[Begin SUPPLIED INFORMATION]
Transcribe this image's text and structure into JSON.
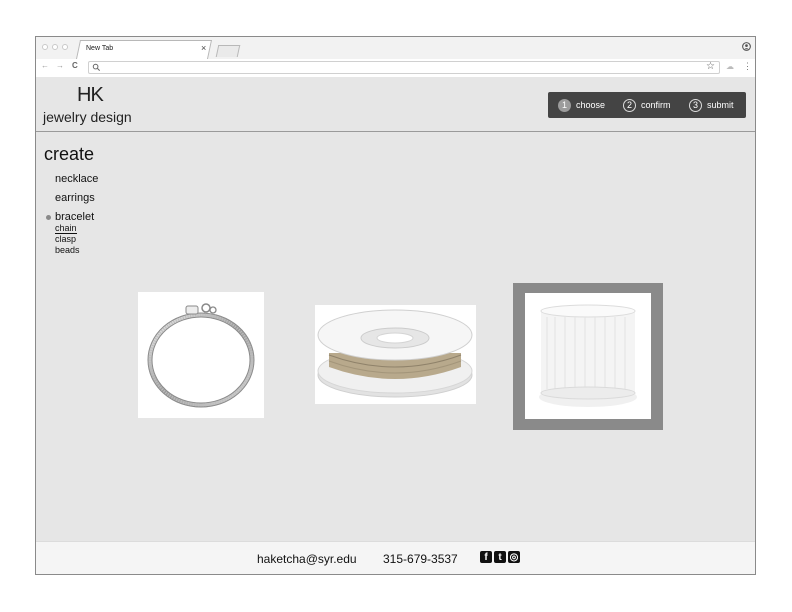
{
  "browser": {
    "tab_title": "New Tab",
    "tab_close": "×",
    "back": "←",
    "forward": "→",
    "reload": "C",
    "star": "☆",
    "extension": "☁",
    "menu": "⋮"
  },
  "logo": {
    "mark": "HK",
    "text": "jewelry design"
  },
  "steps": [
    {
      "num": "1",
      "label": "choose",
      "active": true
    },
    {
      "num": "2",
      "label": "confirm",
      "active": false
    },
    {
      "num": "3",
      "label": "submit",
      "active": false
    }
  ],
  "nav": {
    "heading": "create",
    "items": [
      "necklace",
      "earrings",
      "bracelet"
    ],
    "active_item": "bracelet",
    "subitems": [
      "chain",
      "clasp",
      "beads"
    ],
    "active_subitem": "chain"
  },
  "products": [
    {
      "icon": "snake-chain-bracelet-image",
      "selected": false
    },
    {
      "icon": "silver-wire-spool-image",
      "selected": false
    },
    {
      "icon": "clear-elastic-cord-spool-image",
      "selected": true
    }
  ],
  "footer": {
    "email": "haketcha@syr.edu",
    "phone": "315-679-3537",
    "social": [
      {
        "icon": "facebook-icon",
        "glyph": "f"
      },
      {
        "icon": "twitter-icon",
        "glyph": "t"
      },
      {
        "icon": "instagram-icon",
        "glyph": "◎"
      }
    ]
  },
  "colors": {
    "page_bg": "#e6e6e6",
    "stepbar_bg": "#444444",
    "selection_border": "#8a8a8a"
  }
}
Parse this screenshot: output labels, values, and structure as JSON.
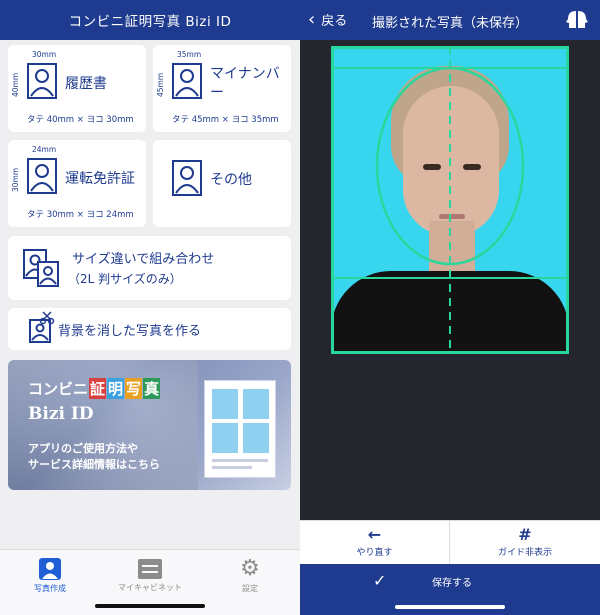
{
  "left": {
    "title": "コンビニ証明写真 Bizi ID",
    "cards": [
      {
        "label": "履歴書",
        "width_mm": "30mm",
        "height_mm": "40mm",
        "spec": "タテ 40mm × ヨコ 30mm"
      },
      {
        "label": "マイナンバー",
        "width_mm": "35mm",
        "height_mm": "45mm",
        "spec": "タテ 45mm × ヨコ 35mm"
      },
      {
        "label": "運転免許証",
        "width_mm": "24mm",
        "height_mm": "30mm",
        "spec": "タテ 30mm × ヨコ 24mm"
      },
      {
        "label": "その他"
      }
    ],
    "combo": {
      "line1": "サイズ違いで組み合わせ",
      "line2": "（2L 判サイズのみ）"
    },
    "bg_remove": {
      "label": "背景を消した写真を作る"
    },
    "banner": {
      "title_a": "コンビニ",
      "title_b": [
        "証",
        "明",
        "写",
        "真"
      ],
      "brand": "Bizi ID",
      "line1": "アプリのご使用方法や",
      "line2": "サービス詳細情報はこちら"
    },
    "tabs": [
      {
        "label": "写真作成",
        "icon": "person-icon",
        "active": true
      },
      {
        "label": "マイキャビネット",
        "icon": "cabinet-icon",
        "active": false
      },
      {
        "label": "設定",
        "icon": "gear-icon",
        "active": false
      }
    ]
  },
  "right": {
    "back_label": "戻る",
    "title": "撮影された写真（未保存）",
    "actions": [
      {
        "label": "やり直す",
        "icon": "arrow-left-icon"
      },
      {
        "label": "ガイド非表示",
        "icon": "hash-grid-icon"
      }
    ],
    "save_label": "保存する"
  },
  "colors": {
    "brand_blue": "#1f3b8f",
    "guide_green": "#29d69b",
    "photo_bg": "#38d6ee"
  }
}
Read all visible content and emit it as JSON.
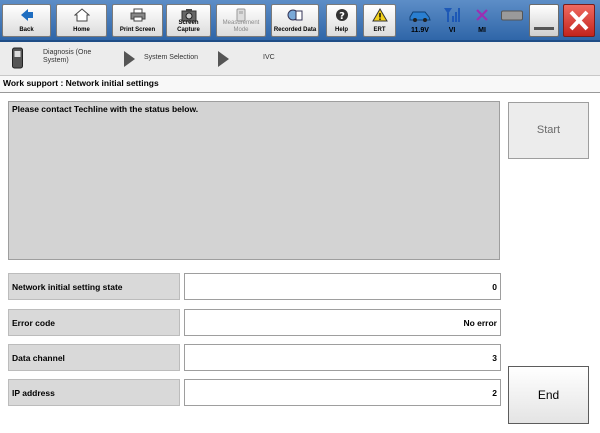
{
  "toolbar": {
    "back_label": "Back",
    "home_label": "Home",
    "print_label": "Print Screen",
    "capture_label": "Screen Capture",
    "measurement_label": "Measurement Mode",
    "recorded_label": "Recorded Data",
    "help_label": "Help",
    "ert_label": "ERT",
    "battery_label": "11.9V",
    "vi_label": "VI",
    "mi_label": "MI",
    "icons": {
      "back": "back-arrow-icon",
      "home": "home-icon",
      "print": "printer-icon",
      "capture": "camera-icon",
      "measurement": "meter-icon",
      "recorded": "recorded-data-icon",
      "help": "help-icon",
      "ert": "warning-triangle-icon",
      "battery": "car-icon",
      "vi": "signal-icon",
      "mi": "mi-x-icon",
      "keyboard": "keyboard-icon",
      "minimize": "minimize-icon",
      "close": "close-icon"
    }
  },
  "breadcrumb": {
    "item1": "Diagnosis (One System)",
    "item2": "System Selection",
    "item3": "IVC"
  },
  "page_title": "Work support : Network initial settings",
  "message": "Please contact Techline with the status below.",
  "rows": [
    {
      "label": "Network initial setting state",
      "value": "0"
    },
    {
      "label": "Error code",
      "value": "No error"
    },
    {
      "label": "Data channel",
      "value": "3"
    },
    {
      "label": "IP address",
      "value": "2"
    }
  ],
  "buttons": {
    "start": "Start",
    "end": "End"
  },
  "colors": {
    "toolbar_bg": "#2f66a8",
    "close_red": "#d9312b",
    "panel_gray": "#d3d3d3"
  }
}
[End SUPPLIED INFORMATION]
▸ **WRITTEN PROBLEM**
From the records, copy every line that has the string "text" in it.

▸ **RESPONSE TO THE EXERCISE**
Transcribe this image's text and structure into JSON.
    "text": "jewelry design"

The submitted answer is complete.